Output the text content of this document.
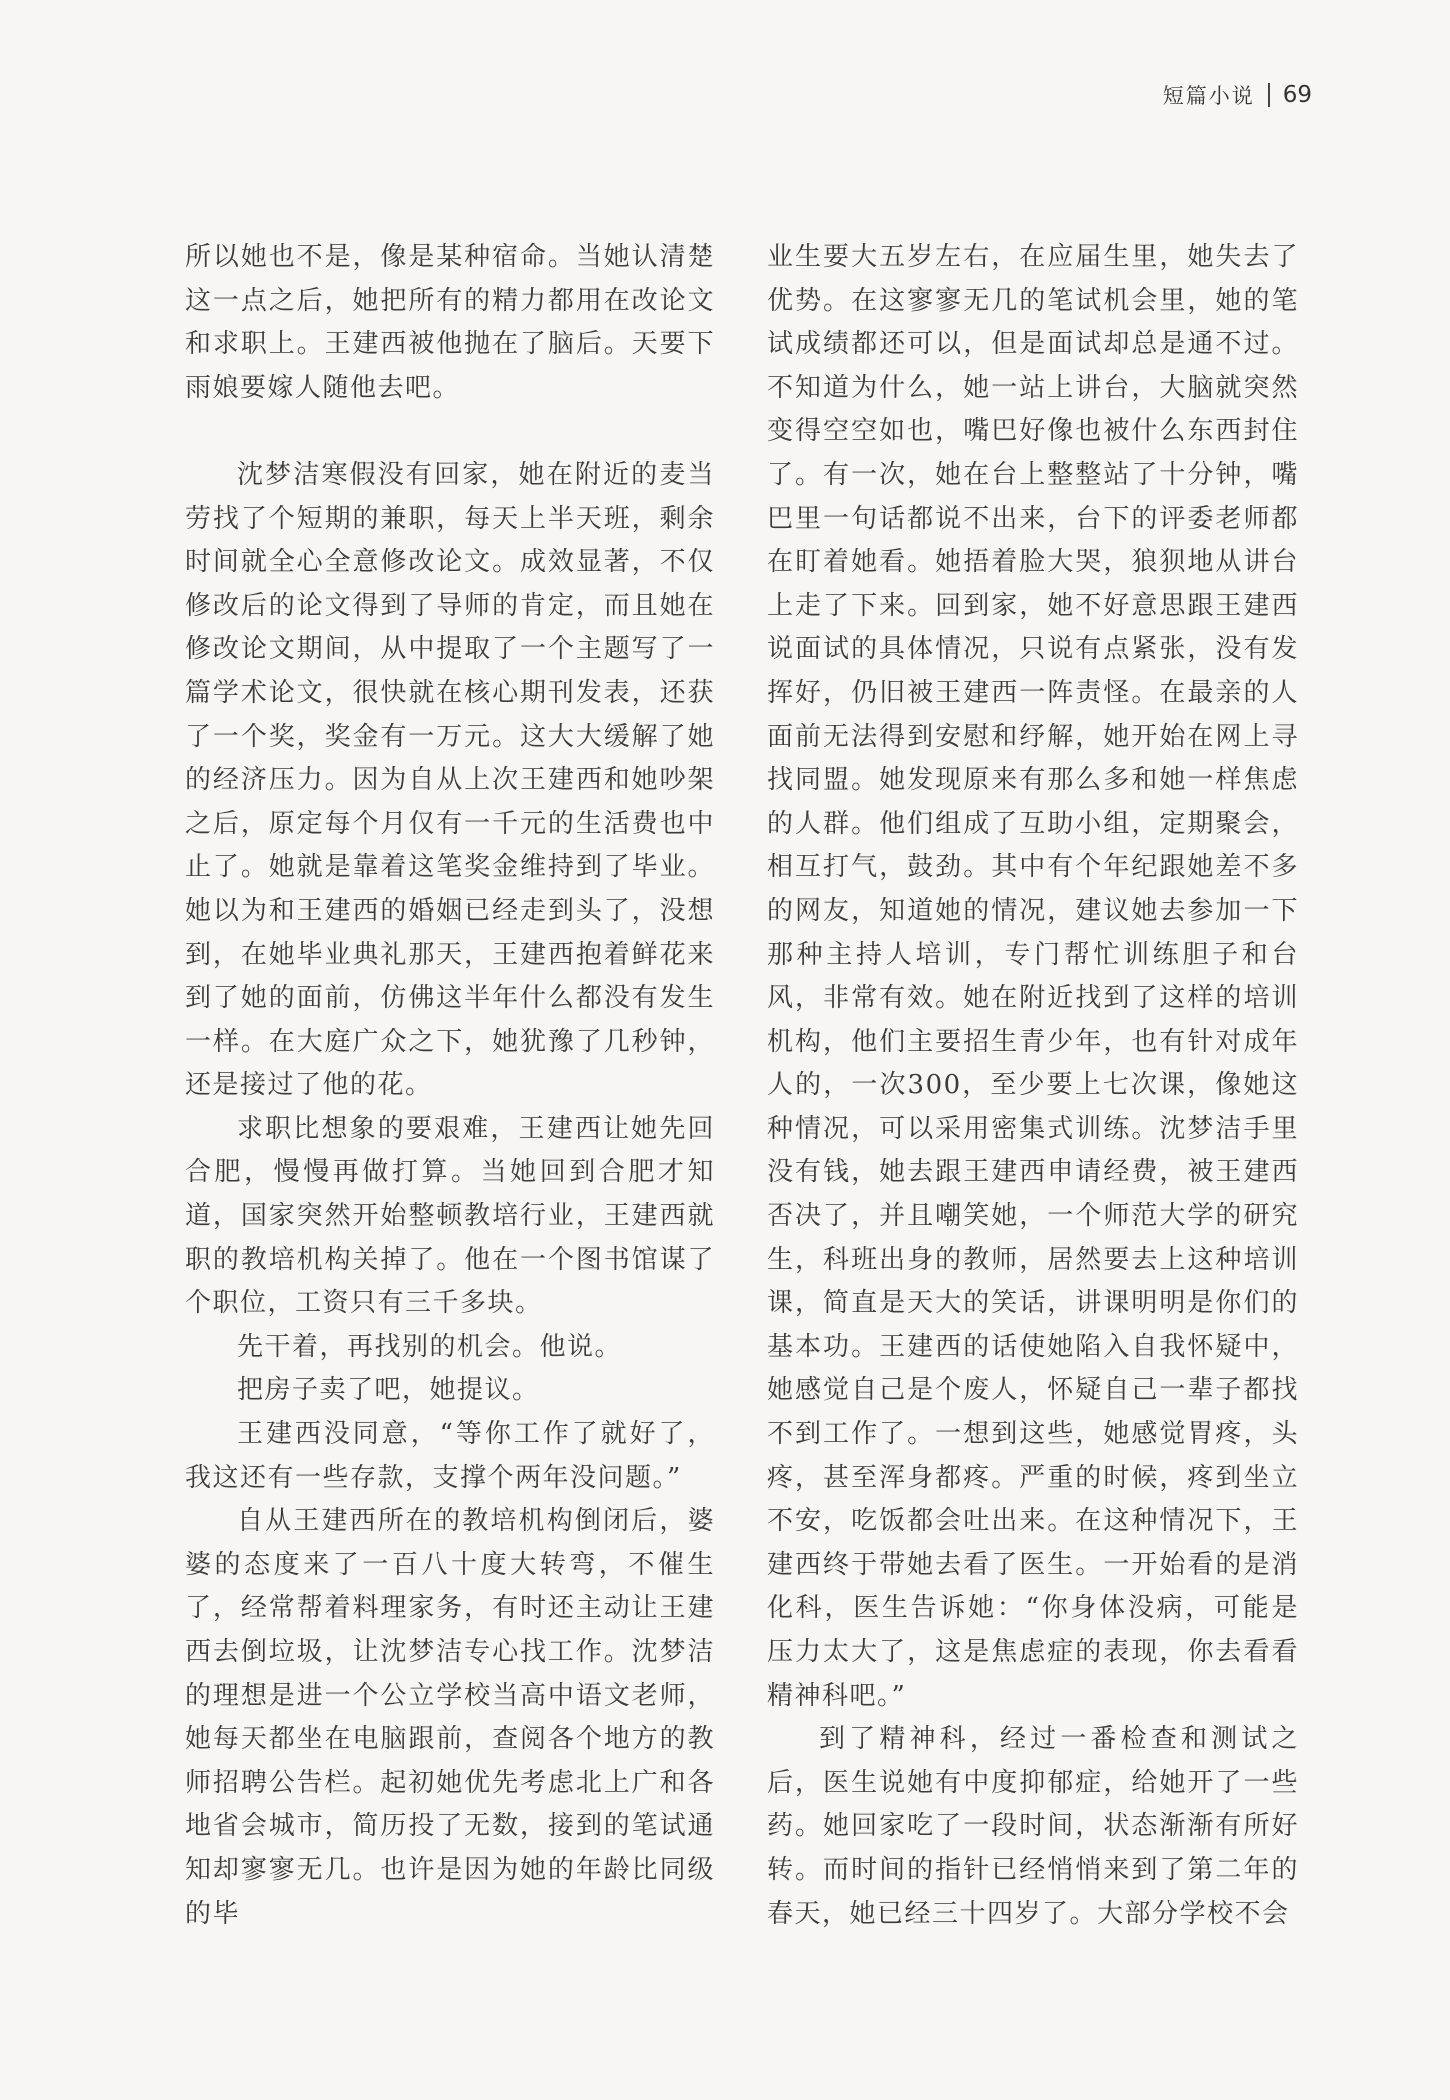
短篇小说 69

所以她也不是，像是某种宿命。当她认清楚这一点之后，她把所有的精力都用在改论文和求职上。王建西被他抛在了脑后。天要下雨娘要嫁人随他去吧。

沈梦洁寒假没有回家，她在附近的麦当劳找了个短期的兼职，每天上半天班，剩余时间就全心全意修改论文。成效显著，不仅修改后的论文得到了导师的肯定，而且她在修改论文期间，从中提取了一个主题写了一篇学术论文，很快就在核心期刊发表，还获了一个奖，奖金有一万元。这大大缓解了她的经济压力。因为自从上次王建西和她吵架之后，原定每个月仅有一千元的生活费也中止了。她就是靠着这笔奖金维持到了毕业。她以为和王建西的婚姻已经走到头了，没想到，在她毕业典礼那天，王建西抱着鲜花来到了她的面前，仿佛这半年什么都没有发生一样。在大庭广众之下，她犹豫了几秒钟，还是接过了他的花。

求职比想象的要艰难，王建西让她先回合肥，慢慢再做打算。当她回到合肥才知道，国家突然开始整顿教培行业，王建西就职的教培机构关掉了。他在一个图书馆谋了个职位，工资只有三千多块。

先干着，再找别的机会。他说。

把房子卖了吧，她提议。

王建西没同意，“等你工作了就好了，我这还有一些存款，支撑个两年没问题。”

自从王建西所在的教培机构倒闭后，婆婆的态度来了一百八十度大转弯，不催生了，经常帮着料理家务，有时还主动让王建西去倒垃圾，让沈梦洁专心找工作。沈梦洁的理想是进一个公立学校当高中语文老师，她每天都坐在电脑跟前，查阅各个地方的教师招聘公告栏。起初她优先考虑北上广和各地省会城市，简历投了无数，接到的笔试通知却寥寥无几。也许是因为她的年龄比同级的毕

业生要大五岁左右，在应届生里，她失去了优势。在这寥寥无几的笔试机会里，她的笔试成绩都还可以，但是面试却总是通不过。不知道为什么，她一站上讲台，大脑就突然变得空空如也，嘴巴好像也被什么东西封住了。有一次，她在台上整整站了十分钟，嘴巴里一句话都说不出来，台下的评委老师都在盯着她看。她捂着脸大哭，狼狈地从讲台上走了下来。回到家，她不好意思跟王建西说面试的具体情况，只说有点紧张，没有发挥好，仍旧被王建西一阵责怪。在最亲的人面前无法得到安慰和纾解，她开始在网上寻找同盟。她发现原来有那么多和她一样焦虑的人群。他们组成了互助小组，定期聚会，相互打气，鼓劲。其中有个年纪跟她差不多的网友，知道她的情况，建议她去参加一下那种主持人培训，专门帮忙训练胆子和台风，非常有效。她在附近找到了这样的培训机构，他们主要招生青少年，也有针对成年人的，一次300，至少要上七次课，像她这种情况，可以采用密集式训练。沈梦洁手里没有钱，她去跟王建西申请经费，被王建西否决了，并且嘲笑她，一个师范大学的研究生，科班出身的教师，居然要去上这种培训课，简直是天大的笑话，讲课明明是你们的基本功。王建西的话使她陷入自我怀疑中，她感觉自己是个废人，怀疑自己一辈子都找不到工作了。一想到这些，她感觉胃疼，头疼，甚至浑身都疼。严重的时候，疼到坐立不安，吃饭都会吐出来。在这种情况下，王建西终于带她去看了医生。一开始看的是消化科，医生告诉她：“你身体没病，可能是压力太大了，这是焦虑症的表现，你去看看精神科吧。”

到了精神科，经过一番检查和测试之后，医生说她有中度抑郁症，给她开了一些药。她回家吃了一段时间，状态渐渐有所好转。而时间的指针已经悄悄来到了第二年的春天，她已经三十四岁了。大部分学校不会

****************************************

▶ Exercise description
Copy the entries exactly. Leave out the images.

▶ Solution to this task
Output the text content of this document.
短篇小说 69

所以她也不是，像是某种宿命。当她认清楚这一点之后，她把所有的精力都用在改论文和求职上。王建西被他抛在了脑后。天要下雨娘要嫁人随他去吧。

沈梦洁寒假没有回家，她在附近的麦当劳找了个短期的兼职，每天上半天班，剩余时间就全心全意修改论文。成效显著，不仅修改后的论文得到了导师的肯定，而且她在修改论文期间，从中提取了一个主题写了一篇学术论文，很快就在核心期刊发表，还获了一个奖，奖金有一万元。这大大缓解了她的经济压力。因为自从上次王建西和她吵架之后，原定每个月仅有一千元的生活费也中止了。她就是靠着这笔奖金维持到了毕业。她以为和王建西的婚姻已经走到头了，没想到，在她毕业典礼那天，王建西抱着鲜花来到了她的面前，仿佛这半年什么都没有发生一样。在大庭广众之下，她犹豫了几秒钟，还是接过了他的花。

求职比想象的要艰难，王建西让她先回合肥，慢慢再做打算。当她回到合肥才知道，国家突然开始整顿教培行业，王建西就职的教培机构关掉了。他在一个图书馆谋了个职位，工资只有三千多块。

先干着，再找别的机会。他说。

把房子卖了吧，她提议。

王建西没同意，“等你工作了就好了，我这还有一些存款，支撑个两年没问题。”

自从王建西所在的教培机构倒闭后，婆婆的态度来了一百八十度大转弯，不催生了，经常帮着料理家务，有时还主动让王建西去倒垃圾，让沈梦洁专心找工作。沈梦洁的理想是进一个公立学校当高中语文老师，她每天都坐在电脑跟前，查阅各个地方的教师招聘公告栏。起初她优先考虑北上广和各地省会城市，简历投了无数，接到的笔试通知却寥寥无几。也许是因为她的年龄比同级的毕

业生要大五岁左右，在应届生里，她失去了优势。在这寥寥无几的笔试机会里，她的笔试成绩都还可以，但是面试却总是通不过。不知道为什么，她一站上讲台，大脑就突然变得空空如也，嘴巴好像也被什么东西封住了。有一次，她在台上整整站了十分钟，嘴巴里一句话都说不出来，台下的评委老师都在盯着她看。她捂着脸大哭，狼狈地从讲台上走了下来。回到家，她不好意思跟王建西说面试的具体情况，只说有点紧张，没有发挥好，仍旧被王建西一阵责怪。在最亲的人面前无法得到安慰和纾解，她开始在网上寻找同盟。她发现原来有那么多和她一样焦虑的人群。他们组成了互助小组，定期聚会，相互打气，鼓劲。其中有个年纪跟她差不多的网友，知道她的情况，建议她去参加一下那种主持人培训，专门帮忙训练胆子和台风，非常有效。她在附近找到了这样的培训机构，他们主要招生青少年，也有针对成年人的，一次300，至少要上七次课，像她这种情况，可以采用密集式训练。沈梦洁手里没有钱，她去跟王建西申请经费，被王建西否决了，并且嘲笑她，一个师范大学的研究生，科班出身的教师，居然要去上这种培训课，简直是天大的笑话，讲课明明是你们的基本功。王建西的话使她陷入自我怀疑中，她感觉自己是个废人，怀疑自己一辈子都找不到工作了。一想到这些，她感觉胃疼，头疼，甚至浑身都疼。严重的时候，疼到坐立不安，吃饭都会吐出来。在这种情况下，王建西终于带她去看了医生。一开始看的是消化科，医生告诉她：“你身体没病，可能是压力太大了，这是焦虑症的表现，你去看看精神科吧。”

到了精神科，经过一番检查和测试之后，医生说她有中度抑郁症，给她开了一些药。她回家吃了一段时间，状态渐渐有所好转。而时间的指针已经悄悄来到了第二年的春天，她已经三十四岁了。大部分学校不会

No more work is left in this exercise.